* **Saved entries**
==============================
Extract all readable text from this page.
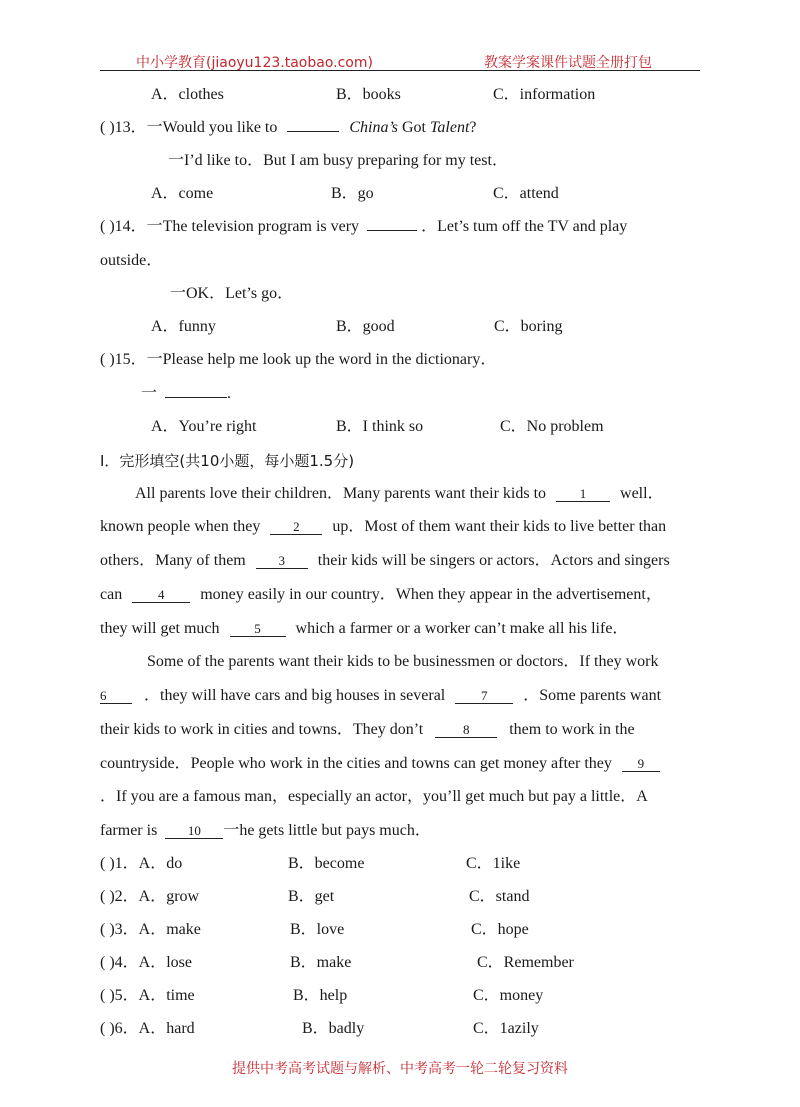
中小学教育(jiaoyu123.taobao.com)	教案学案课件试题全册打包
A．clothes	B．books	C．information
( )13．一Would you like to	China’s Got Talent?
一I’d like to．But I am busy preparing for my test．
A．come	B．go	C．attend
( )14．一The television program is very	．Let’s tum off the TV and play
outside．
一OK．Let’s go．
A．funny	B．good	C．boring
( )15．一Please help me look up the word in the dictionary．
一	.
A．You’re right	B．I think so	C．No problem
I．完形填空(共10小题，每小题1.5分)
All parents love their children．Many parents want their kids to	1 well．
known people when they	2 up．Most of them want their kids to live better than
others．Many of them	3 their kids will be singers or actors．Actors and singers
can	4 money easily in our country．When they appear in the advertisement，
they will get much	5 which a farmer or a worker can’t make all his life．
Some of the parents want their kids to be businessmen or doctors．If they work
6 ．they will have cars and big houses in several	7 ．Some parents want
their kids to work in cities and towns．They don’t	8 them to work in the
countryside．People who work in the cities and towns can get money after they 9
．If you are a famous man，especially an actor，you’ll get much but pay a little．A
farmer is 10 一he gets little but pays much．
( )1．A．do	B．become	C．1ike
( )2．A．grow	B．get	C．stand
( )3．A．make	B．love	C．hope
( )4．A．lose	B．make	C．Remember
( )5．A．time	B．help	C．money
( )6．A．hard	B．badly	C．1azily
提供中考高考试题与解析、中考高考一轮二轮复习资料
==============================
* **Job**
Restate the whole listing above exactly, please, omitting every image.

* **Exercise output**
Extract all readable text from this page.
中小学教育(jiaoyu123.taobao.com)	教案学案课件试题全册打包
A．clothes	B．books	C．information
( )13．一Would you like to	China’s Got Talent?
一I’d like to．But I am busy preparing for my test．
A．come	B．go	C．attend
( )14．一The television program is very	．Let’s tum off the TV and play
outside．
一OK．Let’s go．
A．funny	B．good	C．boring
( )15．一Please help me look up the word in the dictionary．
一	.
A．You’re right	B．I think so	C．No problem
I．完形填空(共10小题，每小题1.5分)
All parents love their children．Many parents want their kids to	1 well．
known people when they	2 up．Most of them want their kids to live better than
others．Many of them	3 their kids will be singers or actors．Actors and singers
can	4 money easily in our country．When they appear in the advertisement，
they will get much	5 which a farmer or a worker can’t make all his life．
Some of the parents want their kids to be businessmen or doctors．If they work
6 ．they will have cars and big houses in several	7 ．Some parents want
their kids to work in cities and towns．They don’t	8 them to work in the
countryside．People who work in the cities and towns can get money after they 9
．If you are a famous man，especially an actor，you’ll get much but pay a little．A
farmer is 10 一he gets little but pays much．
( )1．A．do	B．become	C．1ike
( )2．A．grow	B．get	C．stand
( )3．A．make	B．love	C．hope
( )4．A．lose	B．make	C．Remember
( )5．A．time	B．help	C．money
( )6．A．hard	B．badly	C．1azily
提供中考高考试题与解析、中考高考一轮二轮复习资料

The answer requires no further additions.